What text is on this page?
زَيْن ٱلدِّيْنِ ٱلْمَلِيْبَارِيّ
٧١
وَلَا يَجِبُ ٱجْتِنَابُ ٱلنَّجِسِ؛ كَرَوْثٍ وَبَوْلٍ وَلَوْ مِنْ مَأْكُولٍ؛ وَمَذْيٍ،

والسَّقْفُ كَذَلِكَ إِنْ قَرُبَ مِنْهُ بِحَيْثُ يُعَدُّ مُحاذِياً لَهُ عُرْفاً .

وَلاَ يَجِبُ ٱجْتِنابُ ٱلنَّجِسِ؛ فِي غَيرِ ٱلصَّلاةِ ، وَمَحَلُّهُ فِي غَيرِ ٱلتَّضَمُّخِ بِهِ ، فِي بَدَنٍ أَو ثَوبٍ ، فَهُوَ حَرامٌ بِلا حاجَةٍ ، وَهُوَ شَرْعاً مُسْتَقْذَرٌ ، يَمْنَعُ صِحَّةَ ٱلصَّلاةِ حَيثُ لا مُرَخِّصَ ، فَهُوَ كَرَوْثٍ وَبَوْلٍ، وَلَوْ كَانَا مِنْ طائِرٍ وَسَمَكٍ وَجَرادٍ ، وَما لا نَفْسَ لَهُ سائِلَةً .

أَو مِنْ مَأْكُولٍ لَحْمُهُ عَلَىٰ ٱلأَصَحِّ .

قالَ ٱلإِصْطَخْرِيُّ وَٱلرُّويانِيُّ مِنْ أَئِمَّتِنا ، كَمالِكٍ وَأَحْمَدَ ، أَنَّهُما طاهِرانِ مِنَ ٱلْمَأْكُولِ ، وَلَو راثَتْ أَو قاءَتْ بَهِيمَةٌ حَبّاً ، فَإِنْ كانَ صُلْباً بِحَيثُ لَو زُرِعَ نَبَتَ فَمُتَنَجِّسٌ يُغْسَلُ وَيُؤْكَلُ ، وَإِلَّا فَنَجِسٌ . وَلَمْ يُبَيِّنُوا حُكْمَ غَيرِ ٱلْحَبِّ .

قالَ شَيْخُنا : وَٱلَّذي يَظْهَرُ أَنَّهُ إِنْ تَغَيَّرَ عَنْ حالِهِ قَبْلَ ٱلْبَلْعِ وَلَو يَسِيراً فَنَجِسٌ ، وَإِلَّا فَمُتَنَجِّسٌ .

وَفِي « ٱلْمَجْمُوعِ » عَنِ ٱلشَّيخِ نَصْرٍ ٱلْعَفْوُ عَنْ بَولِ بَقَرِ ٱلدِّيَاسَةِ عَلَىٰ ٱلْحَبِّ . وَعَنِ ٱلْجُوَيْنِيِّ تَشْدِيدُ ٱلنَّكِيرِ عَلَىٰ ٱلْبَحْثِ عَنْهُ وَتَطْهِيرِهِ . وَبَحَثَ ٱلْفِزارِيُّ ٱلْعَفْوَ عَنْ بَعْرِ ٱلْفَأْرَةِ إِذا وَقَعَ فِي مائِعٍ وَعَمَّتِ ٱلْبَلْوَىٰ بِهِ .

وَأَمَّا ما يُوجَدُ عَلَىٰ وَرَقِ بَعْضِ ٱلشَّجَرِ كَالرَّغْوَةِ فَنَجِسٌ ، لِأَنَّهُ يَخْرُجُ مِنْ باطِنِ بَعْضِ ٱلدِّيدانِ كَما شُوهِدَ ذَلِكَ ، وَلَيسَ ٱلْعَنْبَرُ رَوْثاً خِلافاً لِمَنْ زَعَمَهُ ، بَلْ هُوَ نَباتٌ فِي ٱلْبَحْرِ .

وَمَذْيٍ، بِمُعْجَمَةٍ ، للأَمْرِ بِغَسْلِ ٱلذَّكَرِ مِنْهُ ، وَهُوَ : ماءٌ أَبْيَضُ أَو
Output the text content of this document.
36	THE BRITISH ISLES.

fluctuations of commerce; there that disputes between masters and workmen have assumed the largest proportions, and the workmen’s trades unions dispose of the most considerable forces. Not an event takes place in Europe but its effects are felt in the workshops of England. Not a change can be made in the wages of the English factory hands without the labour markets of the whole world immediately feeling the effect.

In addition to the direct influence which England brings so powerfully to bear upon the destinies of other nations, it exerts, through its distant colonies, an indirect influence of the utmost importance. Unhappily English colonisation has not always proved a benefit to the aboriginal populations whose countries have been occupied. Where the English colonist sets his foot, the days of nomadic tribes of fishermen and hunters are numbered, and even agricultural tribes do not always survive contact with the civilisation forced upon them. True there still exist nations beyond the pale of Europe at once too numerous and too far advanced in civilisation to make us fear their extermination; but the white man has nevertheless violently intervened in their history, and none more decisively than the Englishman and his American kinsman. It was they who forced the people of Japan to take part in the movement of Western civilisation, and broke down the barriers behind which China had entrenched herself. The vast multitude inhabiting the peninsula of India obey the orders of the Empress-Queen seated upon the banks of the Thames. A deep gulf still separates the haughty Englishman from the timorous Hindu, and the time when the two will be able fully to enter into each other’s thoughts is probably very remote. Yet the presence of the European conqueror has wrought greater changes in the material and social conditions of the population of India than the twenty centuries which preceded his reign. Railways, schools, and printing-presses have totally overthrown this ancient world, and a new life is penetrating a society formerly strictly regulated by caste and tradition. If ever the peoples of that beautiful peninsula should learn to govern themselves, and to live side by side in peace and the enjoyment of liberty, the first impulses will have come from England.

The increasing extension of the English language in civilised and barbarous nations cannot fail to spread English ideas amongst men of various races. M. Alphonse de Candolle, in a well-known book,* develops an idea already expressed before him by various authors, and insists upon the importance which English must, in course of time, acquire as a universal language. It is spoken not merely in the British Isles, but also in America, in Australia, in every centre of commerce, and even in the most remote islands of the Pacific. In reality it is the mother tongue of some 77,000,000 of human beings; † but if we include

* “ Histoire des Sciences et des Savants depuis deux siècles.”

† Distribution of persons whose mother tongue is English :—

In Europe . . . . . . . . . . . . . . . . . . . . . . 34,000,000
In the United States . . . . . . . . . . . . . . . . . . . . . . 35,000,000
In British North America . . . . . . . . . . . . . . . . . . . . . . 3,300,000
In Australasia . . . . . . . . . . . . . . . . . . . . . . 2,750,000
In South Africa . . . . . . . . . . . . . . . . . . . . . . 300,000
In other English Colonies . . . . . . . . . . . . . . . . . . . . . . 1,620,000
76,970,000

Your goal: Give all of the entries again, word for word.

The output:
What text is on this page?
زَيْن ٱلدِّيْنِ ٱلْمَلِيْبَارِيّ
٧١
وَلَا يَجِبُ ٱجْتِنَابُ ٱلنَّجِسِ؛ كَرَوْثٍ وَبَوْلٍ وَلَوْ مِنْ مَأْكُولٍ؛ وَمَذْيٍ،

والسَّقْفُ كَذَلِكَ إِنْ قَرُبَ مِنْهُ بِحَيْثُ يُعَدُّ مُحاذِياً لَهُ عُرْفاً .

وَلاَ يَجِبُ ٱجْتِنابُ ٱلنَّجِسِ؛ فِي غَيرِ ٱلصَّلاةِ ، وَمَحَلُّهُ فِي غَيرِ ٱلتَّضَمُّخِ بِهِ ، فِي بَدَنٍ أَو ثَوبٍ ، فَهُوَ حَرامٌ بِلا حاجَةٍ ، وَهُوَ شَرْعاً مُسْتَقْذَرٌ ، يَمْنَعُ صِحَّةَ ٱلصَّلاةِ حَيثُ لا مُرَخِّصَ ، فَهُوَ كَرَوْثٍ وَبَوْلٍ، وَلَوْ كَانَا مِنْ طائِرٍ وَسَمَكٍ وَجَرادٍ ، وَما لا نَفْسَ لَهُ سائِلَةً .

أَو مِنْ مَأْكُولٍ لَحْمُهُ عَلَىٰ ٱلأَصَحِّ .

قالَ ٱلإِصْطَخْرِيُّ وَٱلرُّويانِيُّ مِنْ أَئِمَّتِنا ، كَمالِكٍ وَأَحْمَدَ ، أَنَّهُما طاهِرانِ مِنَ ٱلْمَأْكُولِ ، وَلَو راثَتْ أَو قاءَتْ بَهِيمَةٌ حَبّاً ، فَإِنْ كانَ صُلْباً بِحَيثُ لَو زُرِعَ نَبَتَ فَمُتَنَجِّسٌ يُغْسَلُ وَيُؤْكَلُ ، وَإِلَّا فَنَجِسٌ . وَلَمْ يُبَيِّنُوا حُكْمَ غَيرِ ٱلْحَبِّ .

قالَ شَيْخُنا : وَٱلَّذي يَظْهَرُ أَنَّهُ إِنْ تَغَيَّرَ عَنْ حالِهِ قَبْلَ ٱلْبَلْعِ وَلَو يَسِيراً فَنَجِسٌ ، وَإِلَّا فَمُتَنَجِّسٌ .

وَفِي « ٱلْمَجْمُوعِ » عَنِ ٱلشَّيخِ نَصْرٍ ٱلْعَفْوُ عَنْ بَولِ بَقَرِ ٱلدِّيَاسَةِ عَلَىٰ ٱلْحَبِّ . وَعَنِ ٱلْجُوَيْنِيِّ تَشْدِيدُ ٱلنَّكِيرِ عَلَىٰ ٱلْبَحْثِ عَنْهُ وَتَطْهِيرِهِ . وَبَحَثَ ٱلْفِزارِيُّ ٱلْعَفْوَ عَنْ بَعْرِ ٱلْفَأْرَةِ إِذا وَقَعَ فِي مائِعٍ وَعَمَّتِ ٱلْبَلْوَىٰ بِهِ .

وَأَمَّا ما يُوجَدُ عَلَىٰ وَرَقِ بَعْضِ ٱلشَّجَرِ كَالرَّغْوَةِ فَنَجِسٌ ، لِأَنَّهُ يَخْرُجُ مِنْ باطِنِ بَعْضِ ٱلدِّيدانِ كَما شُوهِدَ ذَلِكَ ، وَلَيسَ ٱلْعَنْبَرُ رَوْثاً خِلافاً لِمَنْ زَعَمَهُ ، بَلْ هُوَ نَباتٌ فِي ٱلْبَحْرِ .

وَمَذْيٍ، بِمُعْجَمَةٍ ، للأَمْرِ بِغَسْلِ ٱلذَّكَرِ مِنْهُ ، وَهُوَ : ماءٌ أَبْيَضُ أَو
Output the text content of this document.
36	THE BRITISH ISLES.

fluctuations of commerce; there that disputes between masters and workmen have assumed the largest proportions, and the workmen’s trades unions dispose of the most considerable forces. Not an event takes place in Europe but its effects are felt in the workshops of England. Not a change can be made in the wages of the English factory hands without the labour markets of the whole world immediately feeling the effect.

In addition to the direct influence which England brings so powerfully to bear upon the destinies of other nations, it exerts, through its distant colonies, an indirect influence of the utmost importance. Unhappily English colonisation has not always proved a benefit to the aboriginal populations whose countries have been occupied. Where the English colonist sets his foot, the days of nomadic tribes of fishermen and hunters are numbered, and even agricultural tribes do not always survive contact with the civilisation forced upon them. True there still exist nations beyond the pale of Europe at once too numerous and too far advanced in civilisation to make us fear their extermination; but the white man has nevertheless violently intervened in their history, and none more decisively than the Englishman and his American kinsman. It was they who forced the people of Japan to take part in the movement of Western civilisation, and broke down the barriers behind which China had entrenched herself. The vast multitude inhabiting the peninsula of India obey the orders of the Empress-Queen seated upon the banks of the Thames. A deep gulf still separates the haughty Englishman from the timorous Hindu, and the time when the two will be able fully to enter into each other’s thoughts is probably very remote. Yet the presence of the European conqueror has wrought greater changes in the material and social conditions of the population of India than the twenty centuries which preceded his reign. Railways, schools, and printing-presses have totally overthrown this ancient world, and a new life is penetrating a society formerly strictly regulated by caste and tradition. If ever the peoples of that beautiful peninsula should learn to govern themselves, and to live side by side in peace and the enjoyment of liberty, the first impulses will have come from England.

The increasing extension of the English language in civilised and barbarous nations cannot fail to spread English ideas amongst men of various races. M. Alphonse de Candolle, in a well-known book,* develops an idea already expressed before him by various authors, and insists upon the importance which English must, in course of time, acquire as a universal language. It is spoken not merely in the British Isles, but also in America, in Australia, in every centre of commerce, and even in the most remote islands of the Pacific. In reality it is the mother tongue of some 77,000,000 of human beings; † but if we include

* “ Histoire des Sciences et des Savants depuis deux siècles.”

† Distribution of persons whose mother tongue is English :—

In Europe . . . . . . . . . . . . . . . . . . . . . . 34,000,000
In the United States . . . . . . . . . . . . . . . . . . . . . . 35,000,000
In British North America . . . . . . . . . . . . . . . . . . . . . . 3,300,000
In Australasia . . . . . . . . . . . . . . . . . . . . . . 2,750,000
In South Africa . . . . . . . . . . . . . . . . . . . . . . 300,000
In other English Colonies . . . . . . . . . . . . . . . . . . . . . . 1,620,000
76,970,000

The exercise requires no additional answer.